** Start of Records supplied **

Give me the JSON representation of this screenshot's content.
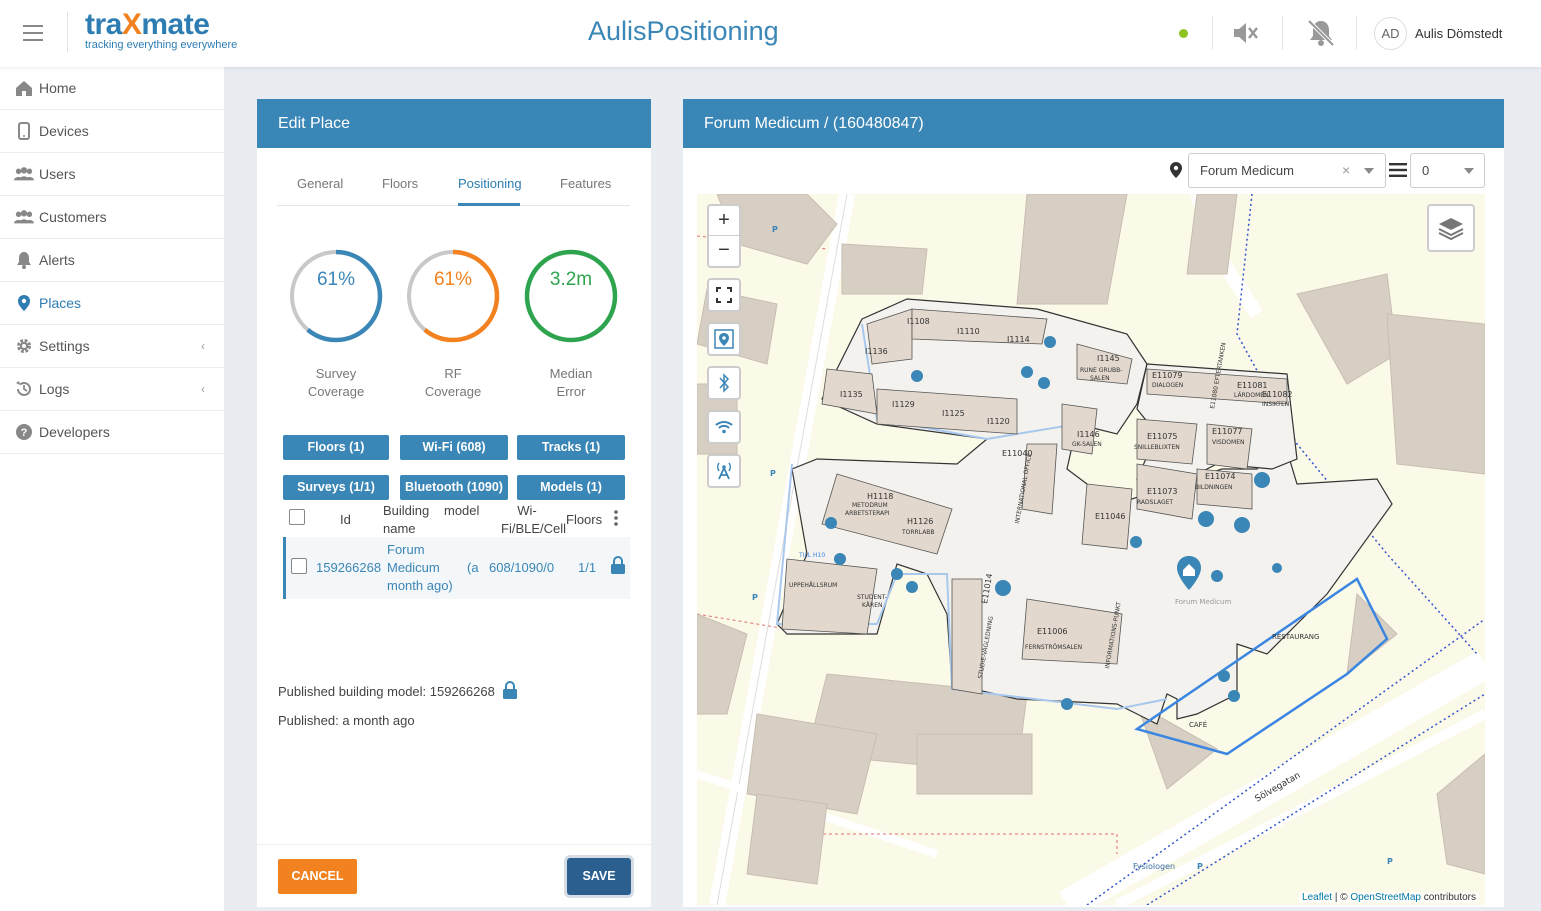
{
  "header": {
    "logo_main_a": "tra",
    "logo_main_x": "X",
    "logo_main_b": "mate",
    "logo_sub": "tracking everything everywhere",
    "app_title": "AulisPositioning",
    "user_initials": "AD",
    "user_name": "Aulis Dömstedt",
    "status_color": "#8fc31f"
  },
  "sidebar": {
    "items": [
      {
        "label": "Home",
        "icon": "home-icon"
      },
      {
        "label": "Devices",
        "icon": "device-icon"
      },
      {
        "label": "Users",
        "icon": "users-icon"
      },
      {
        "label": "Customers",
        "icon": "customers-icon"
      },
      {
        "label": "Alerts",
        "icon": "bell-icon"
      },
      {
        "label": "Places",
        "icon": "map-pin-icon",
        "active": true
      },
      {
        "label": "Settings",
        "icon": "gear-icon",
        "chevron": "‹"
      },
      {
        "label": "Logs",
        "icon": "history-icon",
        "chevron": "‹"
      },
      {
        "label": "Developers",
        "icon": "help-icon"
      }
    ]
  },
  "edit_place": {
    "title": "Edit Place",
    "tabs": [
      "General",
      "Floors",
      "Positioning",
      "Features"
    ],
    "active_tab": "Positioning",
    "gauges": [
      {
        "value": "61%",
        "fraction": 0.61,
        "label_1": "Survey",
        "label_2": "Coverage",
        "color": "#3a86b6"
      },
      {
        "value": "61%",
        "fraction": 0.61,
        "label_1": "RF",
        "label_2": "Coverage",
        "color": "#f2821f"
      },
      {
        "value": "3.2m",
        "fraction": 1.0,
        "label_1": "Median",
        "label_2": "Error",
        "color": "#2ea44f"
      }
    ],
    "buttons_row1": [
      "Floors (1)",
      "Wi-Fi (608)",
      "Tracks (1)"
    ],
    "buttons_row2": [
      "Surveys (1/1)",
      "Bluetooth (1090)",
      "Models (1)"
    ],
    "table": {
      "headers": {
        "id": "Id",
        "building_1": "Building",
        "building_2": "name",
        "model": "model",
        "wifi_1": "Wi-",
        "wifi_2": "Fi/BLE/Cell",
        "floors": "Floors"
      },
      "row": {
        "id": "159266268",
        "name_1": "Forum",
        "name_2": "Medicum",
        "name_3": "month ago)",
        "model": "(a",
        "wifi": "608/1090/0",
        "floors": "1/1"
      }
    },
    "published_model": "Published building model: 159266268",
    "published_time": "Published: a month ago",
    "cancel_label": "CANCEL",
    "save_label": "SAVE"
  },
  "map_panel": {
    "title": "Forum Medicum /  (160480847)",
    "building_select": "Forum Medicum",
    "building_clear": "×",
    "floor_select": "0",
    "attribution_leaflet": "Leaflet",
    "attribution_sep": " | © ",
    "attribution_osm": "OpenStreetMap",
    "attribution_tail": " contributors",
    "street_label": "Sölvegatan",
    "poi_label": "Fysiologen",
    "center_label": "Forum Medicum",
    "rooms": [
      "I108",
      "I1110",
      "I1114",
      "I1136",
      "I1145",
      "RUNE GRUBB-SALEN",
      "I135",
      "I1129",
      "I1125",
      "I1120",
      "I1146",
      "GK-SALEN",
      "E11040",
      "INTERNATIONAL OFFICE",
      "E11079",
      "DIALOGEN",
      "E11080",
      "EFTERTANKEN",
      "E11081",
      "LÅRDOMEN",
      "E11082",
      "INSIKTEN",
      "E11075",
      "SNILLEBLIXTEN",
      "E11077",
      "VISDOMEN",
      "E11073",
      "RADSLAGET",
      "E11074",
      "BILDNINGEN",
      "E11046",
      "H1118",
      "METODRUM",
      "ARBETSTERAPI",
      "H1126",
      "TORRLABB",
      "TILL H10",
      "UPPEHÅLLSRUM",
      "STUDENT-KÅREN",
      "E11014",
      "STUDIE-VÄGLEDNING",
      "E11006",
      "FERNSTRÖMSALEN",
      "INFORMATIONS-PUNKT",
      "RESTAURANG",
      "CAFÉ"
    ]
  }
}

** End of Records supplied **

Transcribe the records word for word and include no pictures.

Give me the JSON representation of this screenshot's content.
{
  "header": {
    "logo_main_a": "tra",
    "logo_main_x": "X",
    "logo_main_b": "mate",
    "logo_sub": "tracking everything everywhere",
    "app_title": "AulisPositioning",
    "user_initials": "AD",
    "user_name": "Aulis Dömstedt",
    "status_color": "#8fc31f"
  },
  "sidebar": {
    "items": [
      {
        "label": "Home",
        "icon": "home-icon"
      },
      {
        "label": "Devices",
        "icon": "device-icon"
      },
      {
        "label": "Users",
        "icon": "users-icon"
      },
      {
        "label": "Customers",
        "icon": "customers-icon"
      },
      {
        "label": "Alerts",
        "icon": "bell-icon"
      },
      {
        "label": "Places",
        "icon": "map-pin-icon",
        "active": true
      },
      {
        "label": "Settings",
        "icon": "gear-icon",
        "chevron": "‹"
      },
      {
        "label": "Logs",
        "icon": "history-icon",
        "chevron": "‹"
      },
      {
        "label": "Developers",
        "icon": "help-icon"
      }
    ]
  },
  "edit_place": {
    "title": "Edit Place",
    "tabs": [
      "General",
      "Floors",
      "Positioning",
      "Features"
    ],
    "active_tab": "Positioning",
    "gauges": [
      {
        "value": "61%",
        "fraction": 0.61,
        "label_1": "Survey",
        "label_2": "Coverage",
        "color": "#3a86b6"
      },
      {
        "value": "61%",
        "fraction": 0.61,
        "label_1": "RF",
        "label_2": "Coverage",
        "color": "#f2821f"
      },
      {
        "value": "3.2m",
        "fraction": 1.0,
        "label_1": "Median",
        "label_2": "Error",
        "color": "#2ea44f"
      }
    ],
    "buttons_row1": [
      "Floors (1)",
      "Wi-Fi (608)",
      "Tracks (1)"
    ],
    "buttons_row2": [
      "Surveys (1/1)",
      "Bluetooth (1090)",
      "Models (1)"
    ],
    "table": {
      "headers": {
        "id": "Id",
        "building_1": "Building",
        "building_2": "name",
        "model": "model",
        "wifi_1": "Wi-",
        "wifi_2": "Fi/BLE/Cell",
        "floors": "Floors"
      },
      "row": {
        "id": "159266268",
        "name_1": "Forum",
        "name_2": "Medicum",
        "name_3": "month ago)",
        "model": "(a",
        "wifi": "608/1090/0",
        "floors": "1/1"
      }
    },
    "published_model": "Published building model: 159266268",
    "published_time": "Published: a month ago",
    "cancel_label": "CANCEL",
    "save_label": "SAVE"
  },
  "map_panel": {
    "title": "Forum Medicum /  (160480847)",
    "building_select": "Forum Medicum",
    "building_clear": "×",
    "floor_select": "0",
    "attribution_leaflet": "Leaflet",
    "attribution_sep": " | © ",
    "attribution_osm": "OpenStreetMap",
    "attribution_tail": " contributors",
    "street_label": "Sölvegatan",
    "poi_label": "Fysiologen",
    "center_label": "Forum Medicum",
    "rooms": [
      "I108",
      "I1110",
      "I1114",
      "I1136",
      "I1145",
      "RUNE GRUBB-SALEN",
      "I135",
      "I1129",
      "I1125",
      "I1120",
      "I1146",
      "GK-SALEN",
      "E11040",
      "INTERNATIONAL OFFICE",
      "E11079",
      "DIALOGEN",
      "E11080",
      "EFTERTANKEN",
      "E11081",
      "LÅRDOMEN",
      "E11082",
      "INSIKTEN",
      "E11075",
      "SNILLEBLIXTEN",
      "E11077",
      "VISDOMEN",
      "E11073",
      "RADSLAGET",
      "E11074",
      "BILDNINGEN",
      "E11046",
      "H1118",
      "METODRUM",
      "ARBETSTERAPI",
      "H1126",
      "TORRLABB",
      "TILL H10",
      "UPPEHÅLLSRUM",
      "STUDENT-KÅREN",
      "E11014",
      "STUDIE-VÄGLEDNING",
      "E11006",
      "FERNSTRÖMSALEN",
      "INFORMATIONS-PUNKT",
      "RESTAURANG",
      "CAFÉ"
    ]
  }
}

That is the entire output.